* **Material to process**
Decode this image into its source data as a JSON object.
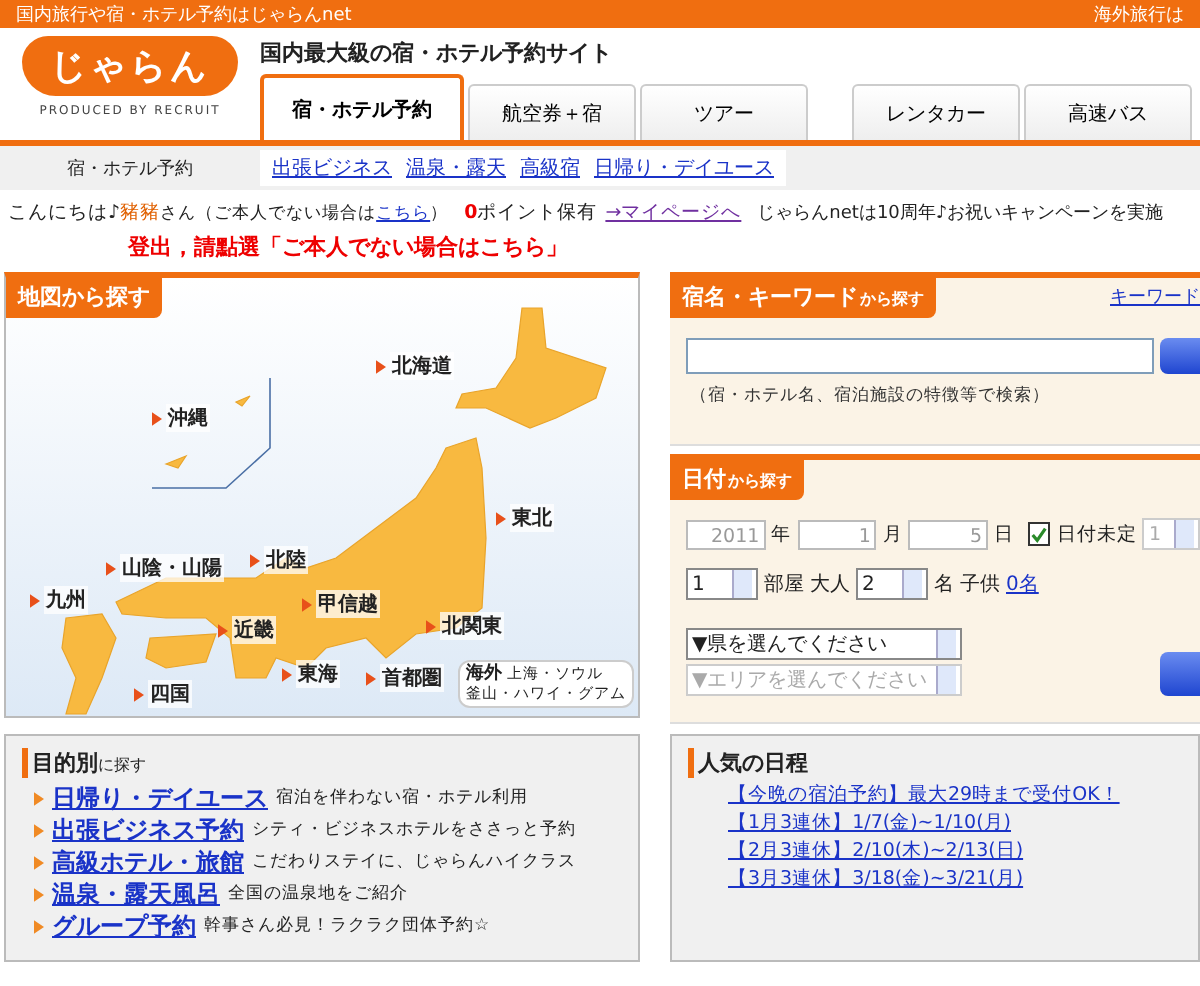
{
  "top_bar": {
    "left": "国内旅行や宿・ホテル予約はじゃらんnet",
    "right": "海外旅行は"
  },
  "logo": {
    "word": "じゃらん",
    "credit": "PRODUCED BY RECRUIT"
  },
  "tagline": "国内最大級の宿・ホテル予約サイト",
  "tabs": [
    {
      "label": "宿・ホテル予約",
      "selected": true
    },
    {
      "label": "航空券＋宿",
      "selected": false
    },
    {
      "label": "ツアー",
      "selected": false
    },
    {
      "label": "レンタカー",
      "selected": false
    },
    {
      "label": "高速バス",
      "selected": false
    }
  ],
  "subnav": {
    "section": "宿・ホテル予約",
    "links": [
      "出張ビジネス",
      "温泉・露天",
      "高級宿",
      "日帰り・デイユース"
    ]
  },
  "greeting": {
    "hello": "こんにちは♪",
    "name": "豬豬",
    "suffix": "さん（ご本人でない場合は",
    "self_link": "こちら",
    "close": "）",
    "points": "0",
    "points_label": "ポイント保有",
    "mypage_link": "→マイページへ",
    "news": "じゃらんnetは10周年♪お祝いキャンペーンを実施"
  },
  "annotation": "登出，請點選「ご本人でない場合はこちら」",
  "map_panel": {
    "heading": "地図から探す",
    "regions": [
      "北海道",
      "沖縄",
      "東北",
      "北陸",
      "山陰・山陽",
      "九州",
      "甲信越",
      "近畿",
      "北関東",
      "東海",
      "首都圏",
      "四国"
    ],
    "overseas": {
      "label": "海外",
      "line1": "上海・ソウル",
      "line2": "釜山・ハワイ・グアム"
    }
  },
  "keyword_panel": {
    "heading": "宿名・キーワード",
    "heading_suffix": "から探す",
    "link": "キーワード",
    "hint": "（宿・ホテル名、宿泊施設の特徴等で検索）"
  },
  "date_panel": {
    "heading": "日付",
    "heading_suffix": "から探す",
    "year": "2011",
    "year_label": "年",
    "month": "1",
    "month_label": "月",
    "day": "5",
    "day_label": "日",
    "undecided": {
      "label": "日付未定",
      "checked": true
    },
    "nights": "1",
    "rooms": "1",
    "rooms_label": "部屋",
    "adults_label": "大人",
    "adults": "2",
    "adults_unit": "名",
    "children_label": "子供",
    "children_link": "0名",
    "prefecture": "▼県を選んでください",
    "area": {
      "value": "▼エリアを選んでください",
      "disabled": true
    }
  },
  "purpose_panel": {
    "heading": "目的別",
    "heading_suffix": "に探す",
    "items": [
      {
        "link": "日帰り・デイユース",
        "desc": "宿泊を伴わない宿・ホテル利用"
      },
      {
        "link": "出張ビジネス予約",
        "desc": "シティ・ビジネスホテルをささっと予約"
      },
      {
        "link": "高級ホテル・旅館",
        "desc": "こだわりステイに、じゃらんハイクラス"
      },
      {
        "link": "温泉・露天風呂",
        "desc": "全国の温泉地をご紹介"
      },
      {
        "link": "グループ予約",
        "desc": "幹事さん必見！ラクラク団体予約☆"
      }
    ]
  },
  "popular_panel": {
    "heading": "人気の日程",
    "links": [
      "【今晩の宿泊予約】最大29時まで受付OK！",
      "【1月3連休】1/7(金)~1/10(月)",
      "【2月3連休】2/10(木)~2/13(日)",
      "【3月3連休】3/18(金)~3/21(月)"
    ]
  }
}
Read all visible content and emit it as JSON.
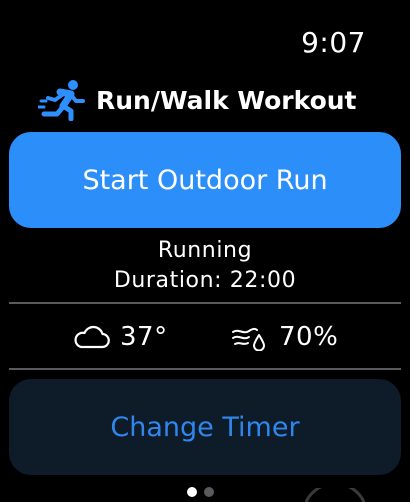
{
  "status_bar": {
    "time": "9:07"
  },
  "header": {
    "icon": "figure-run-icon",
    "title": "Run/Walk Workout"
  },
  "primary_action": {
    "label": "Start Outdoor Run"
  },
  "workout_info": {
    "mode": "Running",
    "duration": "Duration: 22:00"
  },
  "weather": {
    "temperature": {
      "icon": "cloud-icon",
      "value": "37°"
    },
    "humidity": {
      "icon": "humidity-icon",
      "value": "70%"
    }
  },
  "secondary_action": {
    "label": "Change Timer"
  },
  "pager": {
    "pages": 2,
    "current": 1
  },
  "colors": {
    "accent": "#2e8fff",
    "primary_button_bg": "#2c8ef8",
    "secondary_button_bg": "#0e1b28",
    "secondary_button_text": "#2f86ec",
    "divider": "#5a5a5e",
    "dot_active": "#ffffff",
    "dot_inactive": "#5a5a5e"
  }
}
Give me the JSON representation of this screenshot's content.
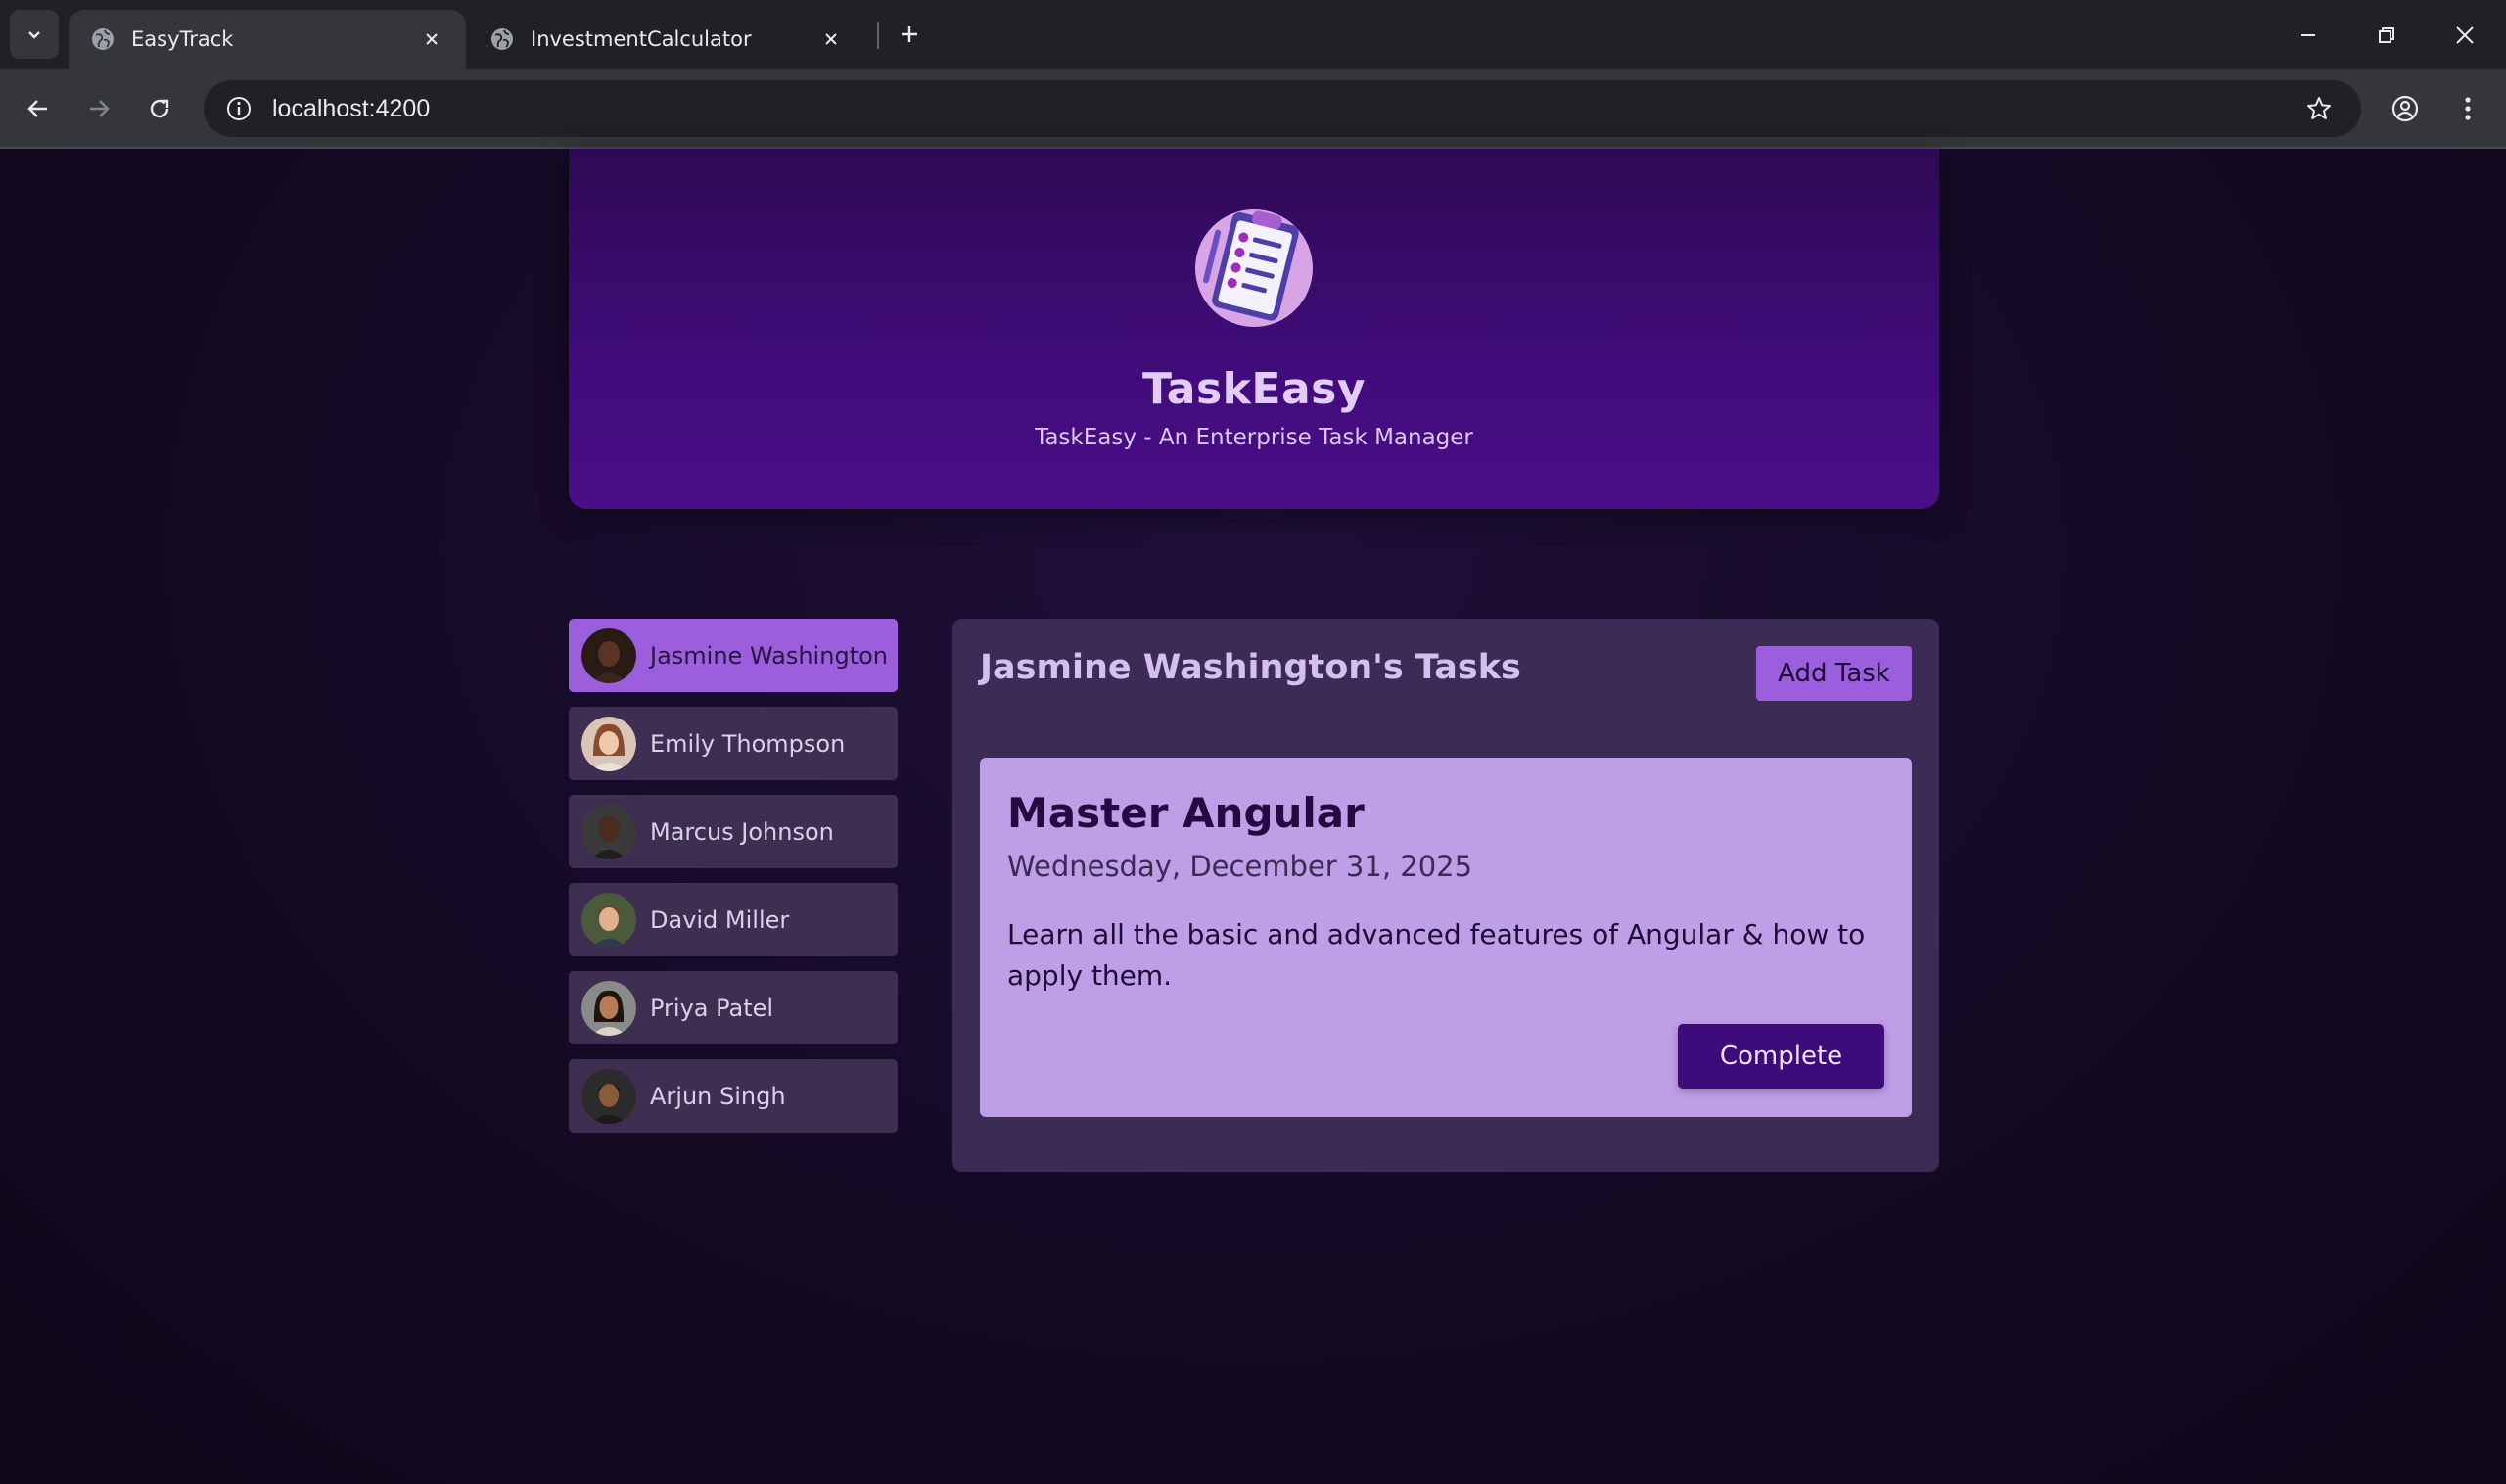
{
  "browser": {
    "tabs": [
      {
        "title": "EasyTrack",
        "active": true
      },
      {
        "title": "InvestmentCalculator",
        "active": false
      }
    ],
    "url": "localhost:4200"
  },
  "header": {
    "title": "TaskEasy",
    "subtitle": "TaskEasy - An Enterprise Task Manager"
  },
  "users": [
    {
      "name": "Jasmine Washington",
      "selected": true
    },
    {
      "name": "Emily Thompson",
      "selected": false
    },
    {
      "name": "Marcus Johnson",
      "selected": false
    },
    {
      "name": "David Miller",
      "selected": false
    },
    {
      "name": "Priya Patel",
      "selected": false
    },
    {
      "name": "Arjun Singh",
      "selected": false
    }
  ],
  "tasks_panel": {
    "title": "Jasmine Washington's Tasks",
    "add_label": "Add Task"
  },
  "task": {
    "title": "Master Angular",
    "date": "Wednesday, December 31, 2025",
    "summary": "Learn all the basic and advanced features of Angular & how to apply them.",
    "complete_label": "Complete"
  },
  "colors": {
    "accent": "#9b5fde",
    "card": "#be9ee6",
    "complete_button": "#3d0b7a",
    "header": "#3f0c78"
  }
}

* **Stated goal**
The entries above should be reproduced exactly, without their pictures.

* **Exercise response**
Decode this image into its source data as a JSON object.
{
  "top_bar": {
    "left": "国内旅行や宿・ホテル予約はじゃらんnet",
    "right": "海外旅行は"
  },
  "logo": {
    "word": "じゃらん",
    "credit": "PRODUCED BY RECRUIT"
  },
  "tagline": "国内最大級の宿・ホテル予約サイト",
  "tabs": [
    {
      "label": "宿・ホテル予約",
      "selected": true
    },
    {
      "label": "航空券＋宿",
      "selected": false
    },
    {
      "label": "ツアー",
      "selected": false
    },
    {
      "label": "レンタカー",
      "selected": false
    },
    {
      "label": "高速バス",
      "selected": false
    }
  ],
  "subnav": {
    "section": "宿・ホテル予約",
    "links": [
      "出張ビジネス",
      "温泉・露天",
      "高級宿",
      "日帰り・デイユース"
    ]
  },
  "greeting": {
    "hello": "こんにちは♪",
    "name": "豬豬",
    "suffix": "さん（ご本人でない場合は",
    "self_link": "こちら",
    "close": "）",
    "points": "0",
    "points_label": "ポイント保有",
    "mypage_link": "→マイページへ",
    "news": "じゃらんnetは10周年♪お祝いキャンペーンを実施"
  },
  "annotation": "登出，請點選「ご本人でない場合はこちら」",
  "map_panel": {
    "heading": "地図から探す",
    "regions": [
      "北海道",
      "沖縄",
      "東北",
      "北陸",
      "山陰・山陽",
      "九州",
      "甲信越",
      "近畿",
      "北関東",
      "東海",
      "首都圏",
      "四国"
    ],
    "overseas": {
      "label": "海外",
      "line1": "上海・ソウル",
      "line2": "釜山・ハワイ・グアム"
    }
  },
  "keyword_panel": {
    "heading": "宿名・キーワード",
    "heading_suffix": "から探す",
    "link": "キーワード",
    "hint": "（宿・ホテル名、宿泊施設の特徴等で検索）"
  },
  "date_panel": {
    "heading": "日付",
    "heading_suffix": "から探す",
    "year": "2011",
    "year_label": "年",
    "month": "1",
    "month_label": "月",
    "day": "5",
    "day_label": "日",
    "undecided": {
      "label": "日付未定",
      "checked": true
    },
    "nights": "1",
    "rooms": "1",
    "rooms_label": "部屋",
    "adults_label": "大人",
    "adults": "2",
    "adults_unit": "名",
    "children_label": "子供",
    "children_link": "0名",
    "prefecture": "▼県を選んでください",
    "area": {
      "value": "▼エリアを選んでください",
      "disabled": true
    }
  },
  "purpose_panel": {
    "heading": "目的別",
    "heading_suffix": "に探す",
    "items": [
      {
        "link": "日帰り・デイユース",
        "desc": "宿泊を伴わない宿・ホテル利用"
      },
      {
        "link": "出張ビジネス予約",
        "desc": "シティ・ビジネスホテルをささっと予約"
      },
      {
        "link": "高級ホテル・旅館",
        "desc": "こだわりステイに、じゃらんハイクラス"
      },
      {
        "link": "温泉・露天風呂",
        "desc": "全国の温泉地をご紹介"
      },
      {
        "link": "グループ予約",
        "desc": "幹事さん必見！ラクラク団体予約☆"
      }
    ]
  },
  "popular_panel": {
    "heading": "人気の日程",
    "links": [
      "【今晩の宿泊予約】最大29時まで受付OK！",
      "【1月3連休】1/7(金)~1/10(月)",
      "【2月3連休】2/10(木)~2/13(日)",
      "【3月3連休】3/18(金)~3/21(月)"
    ]
  }
}
Read all visible content and emit it as JSON.
{
  "status_bar": {
    "time": "9:07"
  },
  "header": {
    "icon": "figure-run-icon",
    "title": "Run/Walk Workout"
  },
  "primary_action": {
    "label": "Start Outdoor Run"
  },
  "workout_info": {
    "mode": "Running",
    "duration": "Duration: 22:00"
  },
  "weather": {
    "temperature": {
      "icon": "cloud-icon",
      "value": "37°"
    },
    "humidity": {
      "icon": "humidity-icon",
      "value": "70%"
    }
  },
  "secondary_action": {
    "label": "Change Timer"
  },
  "pager": {
    "pages": 2,
    "current": 1
  },
  "colors": {
    "accent": "#2e8fff",
    "primary_button_bg": "#2c8ef8",
    "secondary_button_bg": "#0e1b28",
    "secondary_button_text": "#2f86ec",
    "divider": "#5a5a5e",
    "dot_active": "#ffffff",
    "dot_inactive": "#5a5a5e"
  }
}
Give me the JSON representation of this screenshot's content.
{
  "browser": {
    "tabs": [
      {
        "title": "EasyTrack",
        "active": true
      },
      {
        "title": "InvestmentCalculator",
        "active": false
      }
    ],
    "url": "localhost:4200"
  },
  "header": {
    "title": "TaskEasy",
    "subtitle": "TaskEasy - An Enterprise Task Manager"
  },
  "users": [
    {
      "name": "Jasmine Washington",
      "selected": true
    },
    {
      "name": "Emily Thompson",
      "selected": false
    },
    {
      "name": "Marcus Johnson",
      "selected": false
    },
    {
      "name": "David Miller",
      "selected": false
    },
    {
      "name": "Priya Patel",
      "selected": false
    },
    {
      "name": "Arjun Singh",
      "selected": false
    }
  ],
  "tasks_panel": {
    "title": "Jasmine Washington's Tasks",
    "add_label": "Add Task"
  },
  "task": {
    "title": "Master Angular",
    "date": "Wednesday, December 31, 2025",
    "summary": "Learn all the basic and advanced features of Angular & how to apply them.",
    "complete_label": "Complete"
  },
  "colors": {
    "accent": "#9b5fde",
    "card": "#be9ee6",
    "complete_button": "#3d0b7a",
    "header": "#3f0c78"
  }
}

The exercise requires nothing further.